• [Goal]: Retype the listing that follows, word for word.

• [Dataset excerpts]:

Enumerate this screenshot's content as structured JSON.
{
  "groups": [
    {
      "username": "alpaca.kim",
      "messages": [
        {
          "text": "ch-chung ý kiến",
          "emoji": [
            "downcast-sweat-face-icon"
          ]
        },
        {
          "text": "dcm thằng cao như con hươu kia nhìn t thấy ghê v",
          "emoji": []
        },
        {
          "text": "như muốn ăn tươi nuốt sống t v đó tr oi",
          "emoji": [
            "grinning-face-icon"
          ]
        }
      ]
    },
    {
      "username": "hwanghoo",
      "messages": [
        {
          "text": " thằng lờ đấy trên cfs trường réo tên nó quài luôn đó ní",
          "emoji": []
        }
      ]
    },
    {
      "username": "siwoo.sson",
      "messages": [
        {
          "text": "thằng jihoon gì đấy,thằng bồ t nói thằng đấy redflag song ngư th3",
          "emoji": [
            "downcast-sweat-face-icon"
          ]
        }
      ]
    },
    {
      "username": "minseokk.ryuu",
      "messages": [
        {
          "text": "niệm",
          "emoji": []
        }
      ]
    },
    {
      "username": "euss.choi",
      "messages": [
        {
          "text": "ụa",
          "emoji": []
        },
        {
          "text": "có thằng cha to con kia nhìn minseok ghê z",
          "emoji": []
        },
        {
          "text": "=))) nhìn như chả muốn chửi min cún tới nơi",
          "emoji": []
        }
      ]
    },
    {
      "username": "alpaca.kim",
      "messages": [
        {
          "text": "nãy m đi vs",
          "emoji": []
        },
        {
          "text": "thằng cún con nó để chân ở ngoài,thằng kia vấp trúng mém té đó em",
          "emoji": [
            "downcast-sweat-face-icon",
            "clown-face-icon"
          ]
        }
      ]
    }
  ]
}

• [Solution for this exercise]:
Enumerate this screenshot's content as structured JSON.
{
  "groups": [
    {
      "username": "alpaca.kim",
      "messages": [
        {
          "text": "ch-chung ý kiến",
          "emoji": [
            "downcast-sweat-face-icon"
          ]
        },
        {
          "text": "dcm thằng cao như con hươu kia nhìn t thấy ghê v",
          "emoji": []
        },
        {
          "text": "như muốn ăn tươi nuốt sống t v đó tr oi",
          "emoji": [
            "grinning-face-icon"
          ]
        }
      ]
    },
    {
      "username": "hwanghoo",
      "messages": [
        {
          "text": " thằng lờ đấy trên cfs trường réo tên nó quài luôn đó ní",
          "emoji": []
        }
      ]
    },
    {
      "username": "siwoo.sson",
      "messages": [
        {
          "text": "thằng jihoon gì đấy,thằng bồ t nói thằng đấy redflag song ngư th3",
          "emoji": [
            "downcast-sweat-face-icon"
          ]
        }
      ]
    },
    {
      "username": "minseokk.ryuu",
      "messages": [
        {
          "text": "niệm",
          "emoji": []
        }
      ]
    },
    {
      "username": "euss.choi",
      "messages": [
        {
          "text": "ụa",
          "emoji": []
        },
        {
          "text": "có thằng cha to con kia nhìn minseok ghê z",
          "emoji": []
        },
        {
          "text": "=))) nhìn như chả muốn chửi min cún tới nơi",
          "emoji": []
        }
      ]
    },
    {
      "username": "alpaca.kim",
      "messages": [
        {
          "text": "nãy m đi vs",
          "emoji": []
        },
        {
          "text": "thằng cún con nó để chân ở ngoài,thằng kia vấp trúng mém té đó em",
          "emoji": [
            "downcast-sweat-face-icon",
            "clown-face-icon"
          ]
        }
      ]
    }
  ]
}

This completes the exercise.